* [THE EXERCISE]: From the line containing "OCR this image." through the last line of the entries below, repeat each line word for word and leave out the rest.

* [SOURCE DATA]:
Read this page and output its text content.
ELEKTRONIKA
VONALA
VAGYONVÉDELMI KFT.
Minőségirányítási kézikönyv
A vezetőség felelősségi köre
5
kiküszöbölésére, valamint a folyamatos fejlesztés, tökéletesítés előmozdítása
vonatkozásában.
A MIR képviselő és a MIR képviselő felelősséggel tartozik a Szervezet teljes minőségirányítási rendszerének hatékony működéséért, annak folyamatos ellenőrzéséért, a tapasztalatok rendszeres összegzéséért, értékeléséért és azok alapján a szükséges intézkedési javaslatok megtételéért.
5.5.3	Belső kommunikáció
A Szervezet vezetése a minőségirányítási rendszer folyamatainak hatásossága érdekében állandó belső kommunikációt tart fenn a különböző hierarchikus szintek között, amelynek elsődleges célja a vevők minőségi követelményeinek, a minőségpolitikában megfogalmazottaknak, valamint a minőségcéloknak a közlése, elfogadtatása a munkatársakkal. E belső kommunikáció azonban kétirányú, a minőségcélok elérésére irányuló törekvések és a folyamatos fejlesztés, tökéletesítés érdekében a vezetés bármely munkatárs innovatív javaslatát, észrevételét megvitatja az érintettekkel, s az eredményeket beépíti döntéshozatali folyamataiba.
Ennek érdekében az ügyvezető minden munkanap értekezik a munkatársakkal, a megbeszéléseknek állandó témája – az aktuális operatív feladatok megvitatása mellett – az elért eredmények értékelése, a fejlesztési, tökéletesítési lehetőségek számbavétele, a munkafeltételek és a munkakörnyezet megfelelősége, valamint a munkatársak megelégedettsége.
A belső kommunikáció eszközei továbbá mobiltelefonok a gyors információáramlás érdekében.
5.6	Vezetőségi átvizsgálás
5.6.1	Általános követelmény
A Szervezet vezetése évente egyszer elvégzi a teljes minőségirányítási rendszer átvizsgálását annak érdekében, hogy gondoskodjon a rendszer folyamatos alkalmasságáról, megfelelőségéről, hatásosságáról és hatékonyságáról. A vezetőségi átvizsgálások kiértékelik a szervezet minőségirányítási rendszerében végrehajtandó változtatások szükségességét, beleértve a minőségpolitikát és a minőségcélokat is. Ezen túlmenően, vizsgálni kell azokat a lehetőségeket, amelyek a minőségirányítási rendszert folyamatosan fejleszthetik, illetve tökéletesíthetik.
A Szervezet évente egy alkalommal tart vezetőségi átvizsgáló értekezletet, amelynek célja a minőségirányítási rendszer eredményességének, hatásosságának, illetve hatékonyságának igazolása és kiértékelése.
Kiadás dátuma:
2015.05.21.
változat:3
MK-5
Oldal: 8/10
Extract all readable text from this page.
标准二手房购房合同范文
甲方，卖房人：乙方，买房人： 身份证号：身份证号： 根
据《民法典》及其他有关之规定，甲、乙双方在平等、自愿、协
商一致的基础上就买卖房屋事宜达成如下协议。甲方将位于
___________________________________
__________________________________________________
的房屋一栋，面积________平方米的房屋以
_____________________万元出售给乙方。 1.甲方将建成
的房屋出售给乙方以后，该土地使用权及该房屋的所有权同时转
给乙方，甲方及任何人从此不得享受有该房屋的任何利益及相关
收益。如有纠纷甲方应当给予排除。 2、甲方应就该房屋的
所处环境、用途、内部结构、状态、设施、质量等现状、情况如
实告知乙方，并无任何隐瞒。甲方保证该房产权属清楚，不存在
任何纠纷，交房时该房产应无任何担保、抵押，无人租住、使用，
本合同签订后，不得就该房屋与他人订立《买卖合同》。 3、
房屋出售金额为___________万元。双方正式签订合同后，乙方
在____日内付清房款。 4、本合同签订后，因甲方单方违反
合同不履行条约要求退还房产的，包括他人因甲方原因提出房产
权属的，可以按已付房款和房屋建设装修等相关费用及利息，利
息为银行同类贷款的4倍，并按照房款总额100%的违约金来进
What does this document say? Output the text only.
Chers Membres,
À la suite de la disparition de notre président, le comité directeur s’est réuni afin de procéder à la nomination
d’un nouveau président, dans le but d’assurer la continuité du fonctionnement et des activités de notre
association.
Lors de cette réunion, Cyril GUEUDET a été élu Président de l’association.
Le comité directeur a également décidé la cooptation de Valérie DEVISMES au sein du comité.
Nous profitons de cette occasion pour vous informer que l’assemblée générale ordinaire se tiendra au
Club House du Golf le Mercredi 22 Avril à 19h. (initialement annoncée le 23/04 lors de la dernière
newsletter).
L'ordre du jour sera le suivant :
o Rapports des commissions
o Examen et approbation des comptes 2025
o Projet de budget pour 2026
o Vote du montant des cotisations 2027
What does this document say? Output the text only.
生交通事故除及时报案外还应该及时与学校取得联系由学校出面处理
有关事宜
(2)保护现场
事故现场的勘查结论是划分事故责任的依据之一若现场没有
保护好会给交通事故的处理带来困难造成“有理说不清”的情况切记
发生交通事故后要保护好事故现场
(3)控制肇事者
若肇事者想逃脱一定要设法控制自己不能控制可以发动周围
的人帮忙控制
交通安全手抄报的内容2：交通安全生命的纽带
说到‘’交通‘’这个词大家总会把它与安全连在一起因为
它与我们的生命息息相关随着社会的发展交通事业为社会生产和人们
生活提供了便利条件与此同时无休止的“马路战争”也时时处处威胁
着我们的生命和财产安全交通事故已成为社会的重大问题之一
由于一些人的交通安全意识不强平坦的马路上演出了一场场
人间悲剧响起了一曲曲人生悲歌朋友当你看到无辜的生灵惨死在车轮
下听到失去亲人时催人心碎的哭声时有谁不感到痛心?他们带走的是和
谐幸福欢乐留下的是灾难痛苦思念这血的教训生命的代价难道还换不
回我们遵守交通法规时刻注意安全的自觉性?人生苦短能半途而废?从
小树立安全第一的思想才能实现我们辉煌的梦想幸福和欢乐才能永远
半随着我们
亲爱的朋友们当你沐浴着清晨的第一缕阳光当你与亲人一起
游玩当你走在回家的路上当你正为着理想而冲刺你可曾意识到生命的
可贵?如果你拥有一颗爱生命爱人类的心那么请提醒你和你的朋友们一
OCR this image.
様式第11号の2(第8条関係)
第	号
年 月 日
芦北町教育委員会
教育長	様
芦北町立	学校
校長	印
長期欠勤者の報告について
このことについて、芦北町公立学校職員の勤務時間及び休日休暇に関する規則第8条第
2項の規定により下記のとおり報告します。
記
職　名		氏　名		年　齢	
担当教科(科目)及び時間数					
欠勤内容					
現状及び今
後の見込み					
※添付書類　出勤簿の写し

* [EXPECTED OUTPUT]:
OCR this image.
様式第11号の2(第8条関係)
第	号
年 月 日
芦北町教育委員会
教育長	様
芦北町立	学校
校長	印
長期欠勤者の報告について
このことについて、芦北町公立学校職員の勤務時間及び休日休暇に関する規則第8条第
2項の規定により下記のとおり報告します。
記
職　名		氏　名		年　齢	
担当教科(科目)及び時間数					
欠勤内容					
現状及び今
後の見込み					
※添付書類　出勤簿の写し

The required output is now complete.